Personal information
- Date of birth: 23 September 1997 (age 28)
- Place of birth: Leipzig, Germany
- Height: 1.82 m (6 ft 0 in)
- Position: Midfielder

Team information
- Current team: VfL Osnabrück
- Number: 26

Youth career
- 0000–2011: 1. FC Lokomotive Leipzig
- 2011–2014: RB Leipzig

Senior career*
- Years: Team / Apps / (Gls)
- 2014–2017: RB Leipzig II / 37 / (3)
- 2017–2018: FSV Zwickau / 16 / (0)
- 2018–2019: Werder Bremen II / 45 / (3)
- 2019–2020: Preußen Münster / 28 / (2)
- 2020–2021: KFC Uerdingen 05 / 27 / (3)
- 2021–2024: Waldhof Mannheim / 91 / (12)
- 2024–2025: Emmen / 32 / (2)
- 2025–: VfL Osnabrück / 34 / (2)

## PROBLEM DESCRIPTION
Output the part of the player profile between "Youth career" and "II / 45 / (3)", inclusive, with no changes. The material that follows comes from a separate source and is unrelated to the player profile.

## DATA EXCERPTS
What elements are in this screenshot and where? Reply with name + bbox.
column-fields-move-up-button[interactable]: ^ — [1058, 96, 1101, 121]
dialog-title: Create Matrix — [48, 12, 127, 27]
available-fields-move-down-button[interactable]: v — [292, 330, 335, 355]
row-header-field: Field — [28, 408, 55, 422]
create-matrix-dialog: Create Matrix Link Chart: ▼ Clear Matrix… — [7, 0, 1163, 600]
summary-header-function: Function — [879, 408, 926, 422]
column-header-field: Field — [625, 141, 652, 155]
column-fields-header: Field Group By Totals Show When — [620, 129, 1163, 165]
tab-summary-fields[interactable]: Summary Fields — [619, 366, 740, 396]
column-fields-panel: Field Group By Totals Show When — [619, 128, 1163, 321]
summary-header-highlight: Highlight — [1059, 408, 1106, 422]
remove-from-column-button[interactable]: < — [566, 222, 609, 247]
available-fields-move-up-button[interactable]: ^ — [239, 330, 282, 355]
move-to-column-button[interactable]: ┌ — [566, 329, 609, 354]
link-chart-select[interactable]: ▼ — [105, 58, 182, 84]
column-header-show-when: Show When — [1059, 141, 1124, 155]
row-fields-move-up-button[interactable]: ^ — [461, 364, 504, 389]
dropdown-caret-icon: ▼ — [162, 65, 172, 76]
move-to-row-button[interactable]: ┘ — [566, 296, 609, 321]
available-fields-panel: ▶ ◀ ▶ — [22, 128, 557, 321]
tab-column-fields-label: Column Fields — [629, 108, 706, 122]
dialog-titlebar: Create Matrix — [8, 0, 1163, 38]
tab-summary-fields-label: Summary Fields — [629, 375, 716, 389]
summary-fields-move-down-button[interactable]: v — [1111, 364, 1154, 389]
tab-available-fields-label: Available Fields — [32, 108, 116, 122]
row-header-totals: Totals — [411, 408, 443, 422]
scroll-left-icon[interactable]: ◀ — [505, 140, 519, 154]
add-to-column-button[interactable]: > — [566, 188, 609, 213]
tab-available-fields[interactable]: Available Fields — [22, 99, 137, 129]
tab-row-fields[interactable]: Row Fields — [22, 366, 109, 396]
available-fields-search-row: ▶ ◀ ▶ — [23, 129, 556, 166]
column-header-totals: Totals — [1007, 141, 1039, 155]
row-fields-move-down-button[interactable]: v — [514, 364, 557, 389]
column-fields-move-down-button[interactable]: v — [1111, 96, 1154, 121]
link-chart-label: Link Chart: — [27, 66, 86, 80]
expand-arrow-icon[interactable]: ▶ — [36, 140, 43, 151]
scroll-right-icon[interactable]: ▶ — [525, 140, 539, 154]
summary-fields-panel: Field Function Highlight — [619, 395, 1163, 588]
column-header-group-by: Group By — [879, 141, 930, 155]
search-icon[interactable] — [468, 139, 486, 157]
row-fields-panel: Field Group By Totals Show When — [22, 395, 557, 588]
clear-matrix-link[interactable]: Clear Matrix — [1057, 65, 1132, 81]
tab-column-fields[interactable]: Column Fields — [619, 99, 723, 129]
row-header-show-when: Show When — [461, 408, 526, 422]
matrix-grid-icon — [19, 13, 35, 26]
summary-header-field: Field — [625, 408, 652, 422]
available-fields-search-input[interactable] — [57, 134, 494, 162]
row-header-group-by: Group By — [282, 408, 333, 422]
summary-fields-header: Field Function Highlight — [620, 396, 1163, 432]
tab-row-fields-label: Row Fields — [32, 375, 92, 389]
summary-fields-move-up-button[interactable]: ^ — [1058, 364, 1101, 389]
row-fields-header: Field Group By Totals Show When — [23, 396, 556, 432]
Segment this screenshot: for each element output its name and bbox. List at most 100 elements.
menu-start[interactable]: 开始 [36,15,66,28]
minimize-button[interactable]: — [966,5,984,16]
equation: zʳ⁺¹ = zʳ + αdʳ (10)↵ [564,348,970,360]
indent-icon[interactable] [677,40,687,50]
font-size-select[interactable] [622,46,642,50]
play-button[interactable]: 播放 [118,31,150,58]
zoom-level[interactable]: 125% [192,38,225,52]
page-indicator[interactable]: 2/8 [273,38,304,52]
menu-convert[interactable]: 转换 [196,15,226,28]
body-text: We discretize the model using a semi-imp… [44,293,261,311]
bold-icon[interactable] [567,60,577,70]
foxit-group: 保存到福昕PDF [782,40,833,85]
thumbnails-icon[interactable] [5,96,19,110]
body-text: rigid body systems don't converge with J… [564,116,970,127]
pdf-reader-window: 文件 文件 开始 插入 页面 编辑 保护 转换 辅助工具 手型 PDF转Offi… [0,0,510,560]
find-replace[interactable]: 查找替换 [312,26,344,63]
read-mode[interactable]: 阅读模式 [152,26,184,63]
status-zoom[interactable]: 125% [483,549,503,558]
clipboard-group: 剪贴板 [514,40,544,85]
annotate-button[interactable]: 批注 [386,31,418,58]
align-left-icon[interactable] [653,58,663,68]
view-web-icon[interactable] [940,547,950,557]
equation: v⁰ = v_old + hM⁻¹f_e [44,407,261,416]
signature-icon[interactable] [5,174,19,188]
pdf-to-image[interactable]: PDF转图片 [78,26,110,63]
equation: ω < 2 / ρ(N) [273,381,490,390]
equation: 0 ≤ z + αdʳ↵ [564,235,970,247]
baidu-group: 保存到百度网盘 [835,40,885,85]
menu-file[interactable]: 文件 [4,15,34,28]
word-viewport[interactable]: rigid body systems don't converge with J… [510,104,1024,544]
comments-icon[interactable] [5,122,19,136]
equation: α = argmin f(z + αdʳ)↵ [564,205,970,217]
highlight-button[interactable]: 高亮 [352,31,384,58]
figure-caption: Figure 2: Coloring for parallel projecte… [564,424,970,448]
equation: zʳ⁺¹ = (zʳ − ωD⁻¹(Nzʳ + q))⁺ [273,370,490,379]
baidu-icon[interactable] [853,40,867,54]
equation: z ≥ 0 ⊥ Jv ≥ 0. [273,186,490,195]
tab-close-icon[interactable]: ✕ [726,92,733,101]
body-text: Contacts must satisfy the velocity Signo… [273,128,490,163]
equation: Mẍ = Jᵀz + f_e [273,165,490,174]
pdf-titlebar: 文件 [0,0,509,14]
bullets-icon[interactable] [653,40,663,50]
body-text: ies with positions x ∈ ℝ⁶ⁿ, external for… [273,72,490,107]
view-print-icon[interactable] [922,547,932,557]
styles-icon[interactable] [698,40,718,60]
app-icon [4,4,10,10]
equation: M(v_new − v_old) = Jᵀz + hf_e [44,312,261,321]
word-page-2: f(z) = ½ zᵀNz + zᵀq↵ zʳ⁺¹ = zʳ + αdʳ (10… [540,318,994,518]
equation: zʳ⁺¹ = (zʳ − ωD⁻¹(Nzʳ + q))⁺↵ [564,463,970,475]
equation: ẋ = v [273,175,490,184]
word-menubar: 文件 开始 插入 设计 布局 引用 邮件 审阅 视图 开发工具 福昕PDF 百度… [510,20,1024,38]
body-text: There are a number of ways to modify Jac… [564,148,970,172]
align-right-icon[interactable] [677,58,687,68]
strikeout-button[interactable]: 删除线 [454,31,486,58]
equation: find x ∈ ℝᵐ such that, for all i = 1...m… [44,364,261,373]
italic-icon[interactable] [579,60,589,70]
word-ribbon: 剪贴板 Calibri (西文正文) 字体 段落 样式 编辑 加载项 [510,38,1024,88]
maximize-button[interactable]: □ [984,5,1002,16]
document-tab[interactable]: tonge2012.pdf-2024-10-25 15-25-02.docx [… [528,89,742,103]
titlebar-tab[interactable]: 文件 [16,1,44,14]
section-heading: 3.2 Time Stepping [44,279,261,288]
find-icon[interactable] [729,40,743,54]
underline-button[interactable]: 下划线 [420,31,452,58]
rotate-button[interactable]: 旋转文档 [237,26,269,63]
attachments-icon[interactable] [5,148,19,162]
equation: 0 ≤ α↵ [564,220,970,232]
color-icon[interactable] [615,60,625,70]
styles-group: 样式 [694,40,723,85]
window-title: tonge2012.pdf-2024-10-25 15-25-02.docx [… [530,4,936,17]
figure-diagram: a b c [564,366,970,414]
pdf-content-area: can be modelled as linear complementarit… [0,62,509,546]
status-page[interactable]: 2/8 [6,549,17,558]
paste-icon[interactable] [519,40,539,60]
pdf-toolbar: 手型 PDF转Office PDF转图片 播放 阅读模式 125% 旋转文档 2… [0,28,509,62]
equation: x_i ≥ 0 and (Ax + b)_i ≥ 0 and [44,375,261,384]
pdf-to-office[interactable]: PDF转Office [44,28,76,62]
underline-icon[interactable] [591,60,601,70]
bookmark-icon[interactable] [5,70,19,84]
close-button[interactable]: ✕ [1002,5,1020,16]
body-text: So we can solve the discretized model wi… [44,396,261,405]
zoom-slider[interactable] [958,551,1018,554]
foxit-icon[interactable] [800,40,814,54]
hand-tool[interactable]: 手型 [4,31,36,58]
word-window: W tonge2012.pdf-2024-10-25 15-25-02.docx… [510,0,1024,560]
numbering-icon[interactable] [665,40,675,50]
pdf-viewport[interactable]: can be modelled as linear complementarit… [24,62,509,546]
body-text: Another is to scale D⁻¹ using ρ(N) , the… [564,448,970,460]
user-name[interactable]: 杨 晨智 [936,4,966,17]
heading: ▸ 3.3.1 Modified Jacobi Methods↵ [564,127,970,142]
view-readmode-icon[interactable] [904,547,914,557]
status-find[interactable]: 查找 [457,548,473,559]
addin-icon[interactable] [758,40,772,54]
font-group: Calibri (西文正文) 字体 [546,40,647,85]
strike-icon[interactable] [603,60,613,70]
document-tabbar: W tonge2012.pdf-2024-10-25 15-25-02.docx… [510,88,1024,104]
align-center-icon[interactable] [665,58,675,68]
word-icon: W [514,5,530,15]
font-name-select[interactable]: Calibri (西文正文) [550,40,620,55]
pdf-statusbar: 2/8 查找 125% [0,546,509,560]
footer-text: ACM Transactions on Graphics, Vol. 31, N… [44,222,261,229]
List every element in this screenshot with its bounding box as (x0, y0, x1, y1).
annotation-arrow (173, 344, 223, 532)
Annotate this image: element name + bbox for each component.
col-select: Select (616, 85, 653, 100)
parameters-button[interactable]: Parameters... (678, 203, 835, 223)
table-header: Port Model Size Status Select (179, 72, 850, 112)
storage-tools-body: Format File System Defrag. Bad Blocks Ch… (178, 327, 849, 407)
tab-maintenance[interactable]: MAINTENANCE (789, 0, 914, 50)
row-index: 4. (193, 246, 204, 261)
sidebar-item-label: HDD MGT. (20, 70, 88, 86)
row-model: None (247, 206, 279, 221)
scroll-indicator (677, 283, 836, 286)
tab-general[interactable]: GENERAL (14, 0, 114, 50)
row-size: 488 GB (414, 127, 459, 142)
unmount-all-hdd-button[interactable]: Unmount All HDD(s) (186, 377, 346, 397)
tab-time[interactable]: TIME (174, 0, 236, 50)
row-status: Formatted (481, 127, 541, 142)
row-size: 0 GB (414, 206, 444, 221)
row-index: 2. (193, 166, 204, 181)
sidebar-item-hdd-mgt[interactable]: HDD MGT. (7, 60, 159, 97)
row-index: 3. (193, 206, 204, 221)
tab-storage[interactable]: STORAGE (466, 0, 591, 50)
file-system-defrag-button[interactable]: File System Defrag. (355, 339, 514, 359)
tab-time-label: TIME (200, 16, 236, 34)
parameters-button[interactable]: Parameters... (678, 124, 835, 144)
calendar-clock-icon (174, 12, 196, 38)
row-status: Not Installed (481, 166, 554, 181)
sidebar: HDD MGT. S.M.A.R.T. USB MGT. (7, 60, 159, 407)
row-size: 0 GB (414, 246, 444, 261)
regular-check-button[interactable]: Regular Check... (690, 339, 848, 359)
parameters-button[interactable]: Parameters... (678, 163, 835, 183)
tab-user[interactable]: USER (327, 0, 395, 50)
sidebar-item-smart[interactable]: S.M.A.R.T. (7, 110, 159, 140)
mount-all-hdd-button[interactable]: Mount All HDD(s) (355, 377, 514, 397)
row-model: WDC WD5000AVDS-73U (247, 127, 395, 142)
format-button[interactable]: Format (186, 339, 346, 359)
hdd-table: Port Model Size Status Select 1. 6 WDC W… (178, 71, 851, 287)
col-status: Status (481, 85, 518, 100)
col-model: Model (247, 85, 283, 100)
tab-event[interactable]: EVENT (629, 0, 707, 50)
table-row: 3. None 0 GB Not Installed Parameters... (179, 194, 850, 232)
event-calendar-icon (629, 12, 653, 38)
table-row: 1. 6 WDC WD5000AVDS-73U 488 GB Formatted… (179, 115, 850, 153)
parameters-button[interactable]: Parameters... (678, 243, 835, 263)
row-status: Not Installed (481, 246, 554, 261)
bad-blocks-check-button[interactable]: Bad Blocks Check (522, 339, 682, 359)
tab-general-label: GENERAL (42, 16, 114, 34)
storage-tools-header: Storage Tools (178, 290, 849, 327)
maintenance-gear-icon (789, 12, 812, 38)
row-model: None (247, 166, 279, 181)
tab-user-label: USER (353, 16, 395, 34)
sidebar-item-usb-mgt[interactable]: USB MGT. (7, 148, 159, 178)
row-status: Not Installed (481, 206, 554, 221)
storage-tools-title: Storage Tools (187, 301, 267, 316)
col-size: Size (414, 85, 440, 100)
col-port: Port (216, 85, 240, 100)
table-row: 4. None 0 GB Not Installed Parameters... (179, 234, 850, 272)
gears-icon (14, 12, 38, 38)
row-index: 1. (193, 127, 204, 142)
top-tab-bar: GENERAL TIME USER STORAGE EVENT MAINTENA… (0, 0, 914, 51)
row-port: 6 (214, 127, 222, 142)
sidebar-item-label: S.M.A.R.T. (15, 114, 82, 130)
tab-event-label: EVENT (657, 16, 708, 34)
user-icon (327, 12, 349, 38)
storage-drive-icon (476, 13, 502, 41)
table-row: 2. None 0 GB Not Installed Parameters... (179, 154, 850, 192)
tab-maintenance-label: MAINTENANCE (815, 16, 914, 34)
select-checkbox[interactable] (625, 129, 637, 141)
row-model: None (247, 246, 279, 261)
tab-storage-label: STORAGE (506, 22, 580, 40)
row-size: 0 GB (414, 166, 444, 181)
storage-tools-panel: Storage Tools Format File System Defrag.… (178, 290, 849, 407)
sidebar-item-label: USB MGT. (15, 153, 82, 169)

## RESPONSE
Youth career
- 0000–2011: 1. FC Lokomotive Leipzig
- 2011–2014: RB Leipzig

Senior career*
- Years: Team / Apps / (Gls)
- 2014–2017: RB Leipzig II / 37 / (3)
- 2017–2018: FSV Zwickau / 16 / (0)
- 2018–2019: Werder Bremen II / 45 / (3)